(Lesetext)
%%

Glück, Alois: Krisenmanager der CSU seit Jahrzehnten, der jetzt schon dem zweiten Chef beibringen soll, dass es nicht mehr geht (vor St. Streibl). Der katholische Bauernsohn hat einen makellosen Ruf, wenn auch protestantische Aufrührer wie Peter Gauweiler ihn bisweilen für „pfäffisch-hinterfotzig“ halten. Ohne ein gewisses Maß an solchen Eigenschaften ist eine CSU-Krise aber nicht zu lösen.
Herrmann, Joachim: Weiß manchmal nicht, was seine Landtagsfraktion schon längst weiß. Halb zieht er ihn, den St., halb fällt er hin. Der Sturz des St. käme für ihn zu früh. Im Moment kein Kandidat.
Huber, Erwin: lange Hausmeister des St. in der Staatskanzlei. Im Rennen um die Nachfolge des St. auf der Strecke geblieben. „Dann lieber weiter mit ihm“, ist die Devise des Niederbayern.

%%

Datensätze:
%%

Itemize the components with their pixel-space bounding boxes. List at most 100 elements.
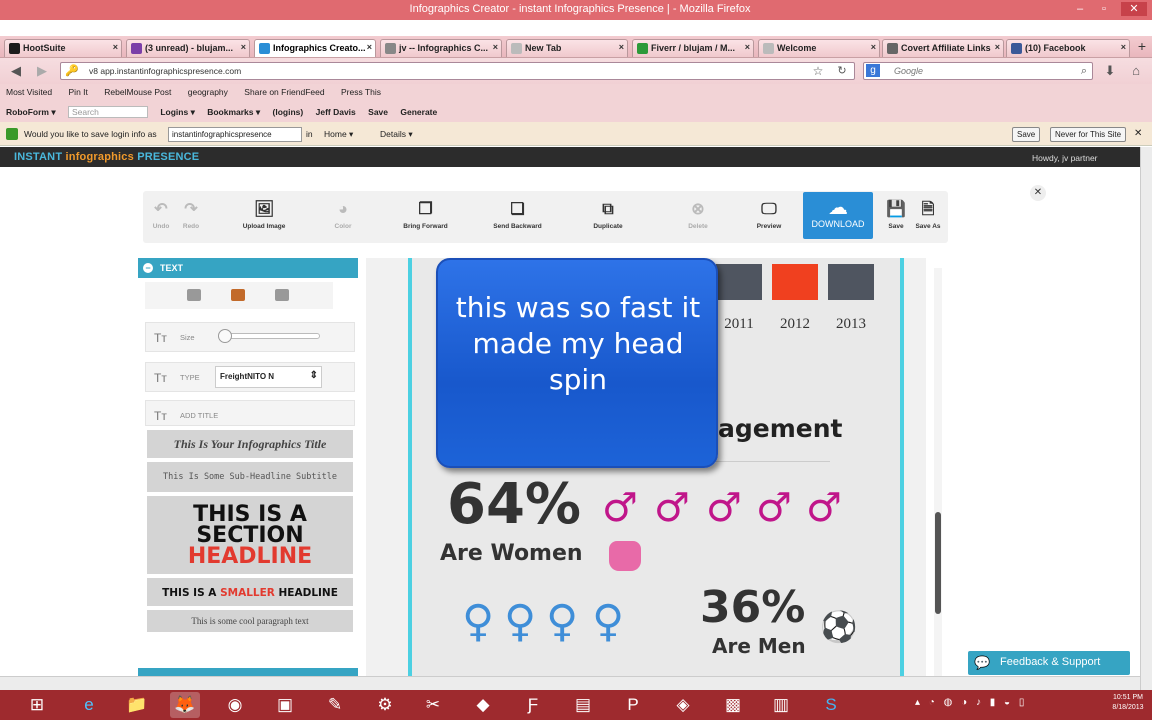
roboform-identity[interactable]: Jeff Davis: [316, 107, 356, 117]
align-right-icon[interactable]: [275, 289, 289, 301]
system-tray[interactable]: ▴ ◔ ◍ ◑ ♪ ▮ ◒ ▯: [915, 697, 1095, 713]
browser-tab[interactable]: Fiverr / blujam / M... ×: [632, 39, 754, 57]
text-panel-header[interactable]: − TEXT: [138, 258, 358, 278]
women-label[interactable]: Are Women: [440, 541, 583, 566]
sample-title[interactable]: This Is Your Infographics Title: [147, 430, 353, 458]
start-icon[interactable]: ⊞: [22, 692, 52, 718]
male-icon[interactable]: ♂: [806, 485, 842, 531]
male-icon[interactable]: ♂: [756, 485, 792, 531]
sample-section-headline[interactable]: THIS IS A SECTION HEADLINE: [147, 496, 353, 574]
engagement-heading[interactable]: agement: [718, 414, 842, 443]
roboform-logins[interactable]: Logins ▾: [160, 107, 195, 117]
google-icon[interactable]: g: [866, 64, 880, 77]
back-icon[interactable]: ◀: [8, 64, 24, 78]
canvas-scrollbar-thumb[interactable]: [935, 512, 941, 614]
send-backward-button[interactable]: ❏ Send Backward: [475, 191, 560, 243]
app-logo[interactable]: INSTANT infographics PRESENCE: [14, 151, 199, 163]
bookmark-rebelmouse[interactable]: RebelMouse Post: [104, 87, 171, 97]
maximize-button[interactable]: ▫: [1097, 2, 1111, 16]
size-slider-handle[interactable]: [218, 329, 232, 343]
tab-close-icon[interactable]: ×: [493, 42, 498, 52]
canvas-scrollbar[interactable]: [934, 268, 942, 680]
save-as-button[interactable]: 🗎 Save As: [913, 191, 943, 243]
horizontal-scrollbar[interactable]: [0, 676, 1140, 690]
browser-tab[interactable]: jv -- Infographics C... ×: [380, 39, 502, 57]
home-icon[interactable]: ⌂: [1128, 64, 1144, 78]
men-percentage[interactable]: 36%: [700, 582, 805, 633]
browser-tab[interactable]: HootSuite ×: [4, 39, 122, 57]
internet-explorer-icon[interactable]: e: [74, 692, 104, 718]
year-label-2011[interactable]: 2011: [716, 316, 762, 333]
tab-close-icon[interactable]: ×: [1121, 42, 1126, 52]
forward-icon[interactable]: ▶: [34, 64, 50, 78]
tab-close-icon[interactable]: ×: [619, 42, 624, 52]
bookmark-star-icon[interactable]: ☆: [810, 64, 826, 78]
female-icon[interactable]: ♀: [504, 596, 536, 647]
men-label[interactable]: Are Men: [712, 634, 806, 658]
roboform-logins-list[interactable]: (logins): [273, 107, 304, 117]
app-icon-3[interactable]: ⚙: [370, 692, 400, 718]
women-percentage[interactable]: 64%: [447, 472, 581, 537]
sample-smaller-headline[interactable]: THIS IS A SMALLER HEADLINE: [147, 578, 353, 606]
menu-tools[interactable]: Tools: [186, 21, 209, 32]
female-icon[interactable]: ♀: [592, 596, 624, 647]
bring-forward-button[interactable]: ❐ Bring Forward: [383, 191, 468, 243]
redo-button[interactable]: ↷ Redo: [177, 191, 205, 243]
browser-tab[interactable]: Infographics Creato... ×: [254, 39, 376, 57]
app-icon-4[interactable]: ✂: [418, 692, 448, 718]
app-icon-9[interactable]: ▥: [766, 692, 796, 718]
year-bar-2012[interactable]: [772, 264, 818, 300]
bookmark-friendfeed[interactable]: Share on FriendFeed: [244, 87, 324, 97]
download-arrow-icon[interactable]: ⬇: [1102, 64, 1118, 78]
roboform-bookmarks[interactable]: Bookmarks ▾: [207, 107, 260, 117]
close-editor-icon[interactable]: ✕: [1030, 185, 1046, 201]
app-icon-8[interactable]: ▩: [718, 692, 748, 718]
browser-tab[interactable]: New Tab ×: [506, 39, 628, 57]
purse-icon[interactable]: [609, 541, 641, 571]
menu-history[interactable]: History: [87, 21, 118, 32]
url-bar[interactable]: v8 app.instantinfographicspresence.com: [60, 62, 855, 80]
male-icon[interactable]: ♂: [706, 485, 742, 531]
skype-icon[interactable]: S: [816, 692, 846, 718]
menu-file[interactable]: File: [6, 21, 22, 32]
close-window-button[interactable]: ✕: [1121, 2, 1147, 16]
soccer-ball-icon[interactable]: ⚽: [820, 610, 857, 645]
roboform-menu[interactable]: RoboForm ▾: [6, 107, 56, 117]
roboform-search[interactable]: Search: [67, 106, 148, 118]
male-icon[interactable]: ♂: [654, 485, 690, 531]
tab-close-icon[interactable]: ×: [995, 42, 1000, 52]
align-left-icon[interactable]: [187, 289, 201, 301]
browser-tab[interactable]: (10) Facebook ×: [1006, 39, 1130, 57]
save-button[interactable]: 💾 Save: [883, 191, 909, 243]
bookmark-press-this[interactable]: Press This: [341, 87, 381, 97]
bookmark-pin-it[interactable]: Pin It: [69, 87, 88, 97]
bookmark-most-visited[interactable]: Most Visited: [6, 87, 52, 97]
align-center-icon[interactable]: [231, 289, 245, 301]
menu-view[interactable]: View: [57, 21, 79, 32]
roboform-generate[interactable]: Generate: [400, 107, 437, 117]
year-bar-2013[interactable]: [828, 264, 874, 300]
tab-close-icon[interactable]: ×: [871, 42, 876, 52]
app-icon-1[interactable]: ▣: [270, 692, 300, 718]
details-select[interactable]: Details ▾: [380, 129, 413, 140]
site-identity-icon[interactable]: 🔑: [64, 64, 80, 78]
clock[interactable]: 10:51 PM 8/18/2013: [1108, 693, 1148, 713]
menu-help[interactable]: Help: [218, 21, 239, 32]
add-title-row[interactable]: Tт ADD TITLE: [145, 400, 355, 426]
color-button[interactable]: ◕ Color: [313, 191, 373, 243]
save-login-button[interactable]: Save: [1012, 127, 1041, 142]
app-icon-6[interactable]: ▤: [568, 692, 598, 718]
font-select[interactable]: FreightNITO N ⇕: [215, 366, 322, 388]
menu-bookmarks[interactable]: Bookmarks: [127, 21, 177, 32]
search-icon[interactable]: ⌕: [1076, 64, 1092, 78]
delete-button[interactable]: ⊗ Delete: [663, 191, 733, 243]
roboform-save[interactable]: Save: [368, 107, 388, 117]
menu-edit[interactable]: Edit: [31, 21, 48, 32]
notification-close-icon[interactable]: ✕: [1134, 128, 1142, 139]
never-save-button[interactable]: Never for This Site: [1050, 127, 1127, 142]
preview-button[interactable]: 🖵 Preview: [743, 191, 795, 243]
upload-image-button[interactable]: 🖼 Upload Image: [219, 191, 309, 243]
download-button[interactable]: ☁ DOWNLOAD: [803, 192, 873, 239]
minimize-button[interactable]: –: [1073, 2, 1087, 16]
male-icon[interactable]: ♂: [602, 485, 638, 531]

%%

(Ziel A) Wie halten protestantische Aufrührer wie Peter Gauweiler Alois Glück laut dem Lesetext bisweilen?
(Ziel B) Schreib aus den Datensätzen die Zeilen ab, beginnend mit der Zeile mit „107, 356, 117]“ bis einschließlich der Zeile mit „send-backward-button[interactable]: ❏ Send“.

(Lösung A) Für „pfäffisch-hinterfotzig“.

(Lösung B)
roboform-identity[interactable]: Jeff Davis: [316, 107, 356, 117]
align-right-icon[interactable]: [275, 289, 289, 301]
system-tray[interactable]: ▴ ◔ ◍ ◑ ♪ ▮ ◒ ▯: [915, 697, 1095, 713]
browser-tab[interactable]: Fiverr / blujam / M... ×: [632, 39, 754, 57]
text-panel-header[interactable]: − TEXT: [138, 258, 358, 278]
women-label[interactable]: Are Women: [440, 541, 583, 566]
sample-title[interactable]: This Is Your Infographics Title: [147, 430, 353, 458]
start-icon[interactable]: ⊞: [22, 692, 52, 718]
male-icon[interactable]: ♂: [806, 485, 842, 531]
male-icon[interactable]: ♂: [756, 485, 792, 531]
sample-section-headline[interactable]: THIS IS A SECTION HEADLINE: [147, 496, 353, 574]
engagement-heading[interactable]: agement: [718, 414, 842, 443]
roboform-logins[interactable]: Logins ▾: [160, 107, 195, 117]
google-icon[interactable]: g: [866, 64, 880, 77]
back-icon[interactable]: ◀: [8, 64, 24, 78]
canvas-scrollbar-thumb[interactable]: [935, 512, 941, 614]
send-backward-button[interactable]: ❏ Send Backward: [475, 191, 560, 243]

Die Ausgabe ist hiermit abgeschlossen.